Directions
All of the records below need to be copied exactly.

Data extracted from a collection
++++++++++

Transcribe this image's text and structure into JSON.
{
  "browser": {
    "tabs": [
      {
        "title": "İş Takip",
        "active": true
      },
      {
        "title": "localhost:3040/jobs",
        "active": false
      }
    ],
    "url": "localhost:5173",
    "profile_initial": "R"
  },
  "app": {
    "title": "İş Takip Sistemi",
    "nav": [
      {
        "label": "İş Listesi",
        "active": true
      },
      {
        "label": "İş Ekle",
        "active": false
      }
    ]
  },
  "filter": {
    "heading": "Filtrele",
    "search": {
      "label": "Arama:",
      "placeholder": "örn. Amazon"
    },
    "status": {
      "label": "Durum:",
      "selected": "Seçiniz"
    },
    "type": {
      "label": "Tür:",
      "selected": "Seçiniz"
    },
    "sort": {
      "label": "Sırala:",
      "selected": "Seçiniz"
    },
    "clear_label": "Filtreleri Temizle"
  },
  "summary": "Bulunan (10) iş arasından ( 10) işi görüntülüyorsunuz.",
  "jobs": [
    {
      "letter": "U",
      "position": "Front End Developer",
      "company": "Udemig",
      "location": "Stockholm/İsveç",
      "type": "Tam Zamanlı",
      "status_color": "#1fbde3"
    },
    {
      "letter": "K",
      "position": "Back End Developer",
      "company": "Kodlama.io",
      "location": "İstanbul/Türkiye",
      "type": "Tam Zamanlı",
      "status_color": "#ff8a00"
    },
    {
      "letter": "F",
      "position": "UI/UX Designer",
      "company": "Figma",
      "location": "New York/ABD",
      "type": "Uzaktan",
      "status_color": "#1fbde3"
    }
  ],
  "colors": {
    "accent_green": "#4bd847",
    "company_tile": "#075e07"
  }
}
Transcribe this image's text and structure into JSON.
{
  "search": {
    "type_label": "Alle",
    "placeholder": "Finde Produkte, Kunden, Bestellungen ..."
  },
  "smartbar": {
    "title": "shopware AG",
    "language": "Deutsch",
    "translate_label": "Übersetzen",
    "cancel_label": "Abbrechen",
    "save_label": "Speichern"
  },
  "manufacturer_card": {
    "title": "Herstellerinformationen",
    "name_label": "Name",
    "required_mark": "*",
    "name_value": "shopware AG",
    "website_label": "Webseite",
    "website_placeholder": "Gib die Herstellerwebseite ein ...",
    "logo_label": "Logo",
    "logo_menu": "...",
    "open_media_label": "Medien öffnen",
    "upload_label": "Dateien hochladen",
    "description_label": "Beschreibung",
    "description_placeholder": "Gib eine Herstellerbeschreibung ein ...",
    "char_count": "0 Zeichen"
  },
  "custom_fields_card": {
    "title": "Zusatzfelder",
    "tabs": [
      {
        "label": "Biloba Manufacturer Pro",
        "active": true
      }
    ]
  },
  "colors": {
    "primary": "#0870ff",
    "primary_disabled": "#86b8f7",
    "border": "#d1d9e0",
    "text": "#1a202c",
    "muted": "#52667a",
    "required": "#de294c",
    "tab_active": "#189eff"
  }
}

++++++++++

Result of this task
Transcribe this image's text and structure into JSON.
{
  "browser": {
    "tabs": [
      {
        "title": "İş Takip",
        "active": true
      },
      {
        "title": "localhost:3040/jobs",
        "active": false
      }
    ],
    "url": "localhost:5173",
    "profile_initial": "R"
  },
  "app": {
    "title": "İş Takip Sistemi",
    "nav": [
      {
        "label": "İş Listesi",
        "active": true
      },
      {
        "label": "İş Ekle",
        "active": false
      }
    ]
  },
  "filter": {
    "heading": "Filtrele",
    "search": {
      "label": "Arama:",
      "placeholder": "örn. Amazon"
    },
    "status": {
      "label": "Durum:",
      "selected": "Seçiniz"
    },
    "type": {
      "label": "Tür:",
      "selected": "Seçiniz"
    },
    "sort": {
      "label": "Sırala:",
      "selected": "Seçiniz"
    },
    "clear_label": "Filtreleri Temizle"
  },
  "summary": "Bulunan (10) iş arasından ( 10) işi görüntülüyorsunuz.",
  "jobs": [
    {
      "letter": "U",
      "position": "Front End Developer",
      "company": "Udemig",
      "location": "Stockholm/İsveç",
      "type": "Tam Zamanlı",
      "status_color": "#1fbde3"
    },
    {
      "letter": "K",
      "position": "Back End Developer",
      "company": "Kodlama.io",
      "location": "İstanbul/Türkiye",
      "type": "Tam Zamanlı",
      "status_color": "#ff8a00"
    },
    {
      "letter": "F",
      "position": "UI/UX Designer",
      "company": "Figma",
      "location": "New York/ABD",
      "type": "Uzaktan",
      "status_color": "#1fbde3"
    }
  ],
  "colors": {
    "accent_green": "#4bd847",
    "company_tile": "#075e07"
  }
}
Transcribe this image's text and structure into JSON.
{
  "search": {
    "type_label": "Alle",
    "placeholder": "Finde Produkte, Kunden, Bestellungen ..."
  },
  "smartbar": {
    "title": "shopware AG",
    "language": "Deutsch",
    "translate_label": "Übersetzen",
    "cancel_label": "Abbrechen",
    "save_label": "Speichern"
  },
  "manufacturer_card": {
    "title": "Herstellerinformationen",
    "name_label": "Name",
    "required_mark": "*",
    "name_value": "shopware AG",
    "website_label": "Webseite",
    "website_placeholder": "Gib die Herstellerwebseite ein ...",
    "logo_label": "Logo",
    "logo_menu": "...",
    "open_media_label": "Medien öffnen",
    "upload_label": "Dateien hochladen",
    "description_label": "Beschreibung",
    "description_placeholder": "Gib eine Herstellerbeschreibung ein ...",
    "char_count": "0 Zeichen"
  },
  "custom_fields_card": {
    "title": "Zusatzfelder",
    "tabs": [
      {
        "label": "Biloba Manufacturer Pro",
        "active": true
      }
    ]
  },
  "colors": {
    "primary": "#0870ff",
    "primary_disabled": "#86b8f7",
    "border": "#d1d9e0",
    "text": "#1a202c",
    "muted": "#52667a",
    "required": "#de294c",
    "tab_active": "#189eff"
  }
}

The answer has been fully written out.